**Instructions to follow**
Find how many lines in this data contain the string "right". Respond with only that number.
═══
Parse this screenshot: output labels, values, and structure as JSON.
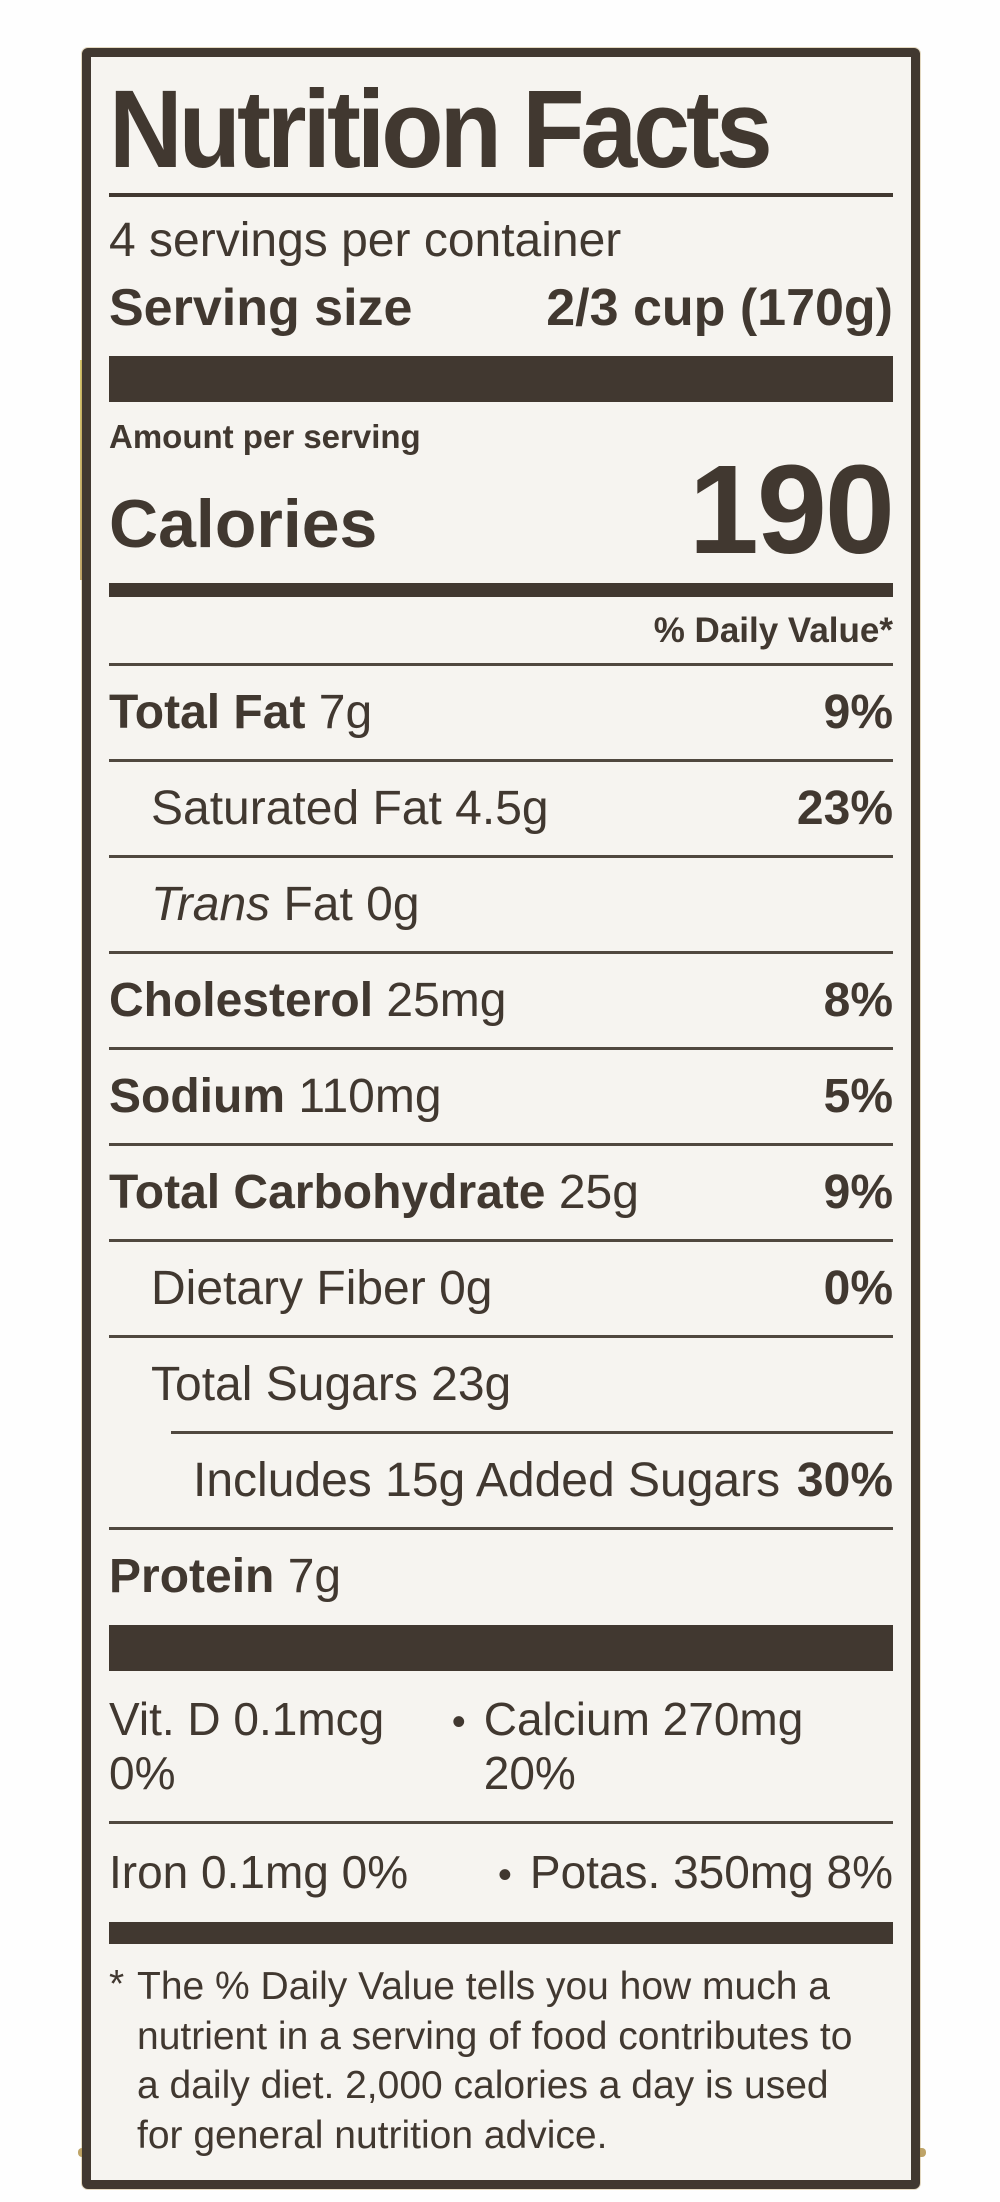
{
  "nutrition_label": {
    "title": "Nutrition Facts",
    "servings_per_container": "4 servings per container",
    "serving_size": {
      "label": "Serving size",
      "value": "2/3 cup (170g)"
    },
    "amount_per_serving": "Amount per serving",
    "calories": {
      "label": "Calories",
      "value": "190"
    },
    "daily_value_header": "% Daily Value*",
    "nutrient_rows": [
      {
        "indent": 0,
        "separator": "full",
        "parts": [
          {
            "text": "Total Fat",
            "bold": true
          },
          {
            "text": " 7g"
          }
        ],
        "dv": "9%"
      },
      {
        "indent": 1,
        "separator": "full",
        "parts": [
          {
            "text": "Saturated Fat 4.5g"
          }
        ],
        "dv": "23%"
      },
      {
        "indent": 1,
        "separator": "full",
        "parts": [
          {
            "text": "Trans",
            "italic": true
          },
          {
            "text": " Fat 0g"
          }
        ],
        "dv": ""
      },
      {
        "indent": 0,
        "separator": "full",
        "parts": [
          {
            "text": "Cholesterol",
            "bold": true
          },
          {
            "text": " 25mg"
          }
        ],
        "dv": "8%"
      },
      {
        "indent": 0,
        "separator": "full",
        "parts": [
          {
            "text": "Sodium",
            "bold": true
          },
          {
            "text": " 110mg"
          }
        ],
        "dv": "5%"
      },
      {
        "indent": 0,
        "separator": "full",
        "parts": [
          {
            "text": "Total Carbohydrate",
            "bold": true
          },
          {
            "text": " 25g"
          }
        ],
        "dv": "9%"
      },
      {
        "indent": 1,
        "separator": "full",
        "parts": [
          {
            "text": "Dietary Fiber 0g"
          }
        ],
        "dv": "0%"
      },
      {
        "indent": 1,
        "separator": "full",
        "parts": [
          {
            "text": "Total Sugars 23g"
          }
        ],
        "dv": ""
      },
      {
        "indent": 2,
        "separator": "indented",
        "parts": [
          {
            "text": "Includes 15g Added Sugars"
          }
        ],
        "dv": "30%"
      },
      {
        "indent": 0,
        "separator": "full",
        "parts": [
          {
            "text": "Protein",
            "bold": true
          },
          {
            "text": " 7g"
          }
        ],
        "dv": ""
      }
    ],
    "micronutrient_rows": [
      {
        "left": "Vit. D 0.1mcg 0%",
        "bullet": "•",
        "right": "Calcium 270mg 20%"
      },
      {
        "left": "Iron 0.1mg 0%",
        "bullet": "•",
        "right": "Potas. 350mg 8%"
      }
    ],
    "footnote_marker": "*",
    "footnote_text": "The % Daily Value tells you how much a nutrient in a serving of food contributes to a daily diet. 2,000 calories a day is used for general nutrition advice.",
    "colors": {
      "ink": "#413830",
      "paper": "#f6f4f0",
      "gold_edge": "#b3944e"
    }
  }
}
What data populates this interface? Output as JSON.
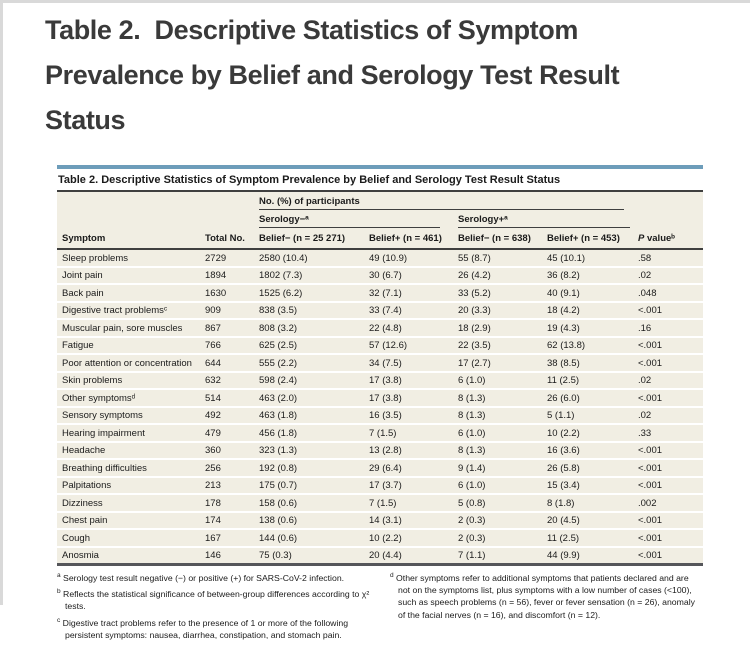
═══
**Task response**
2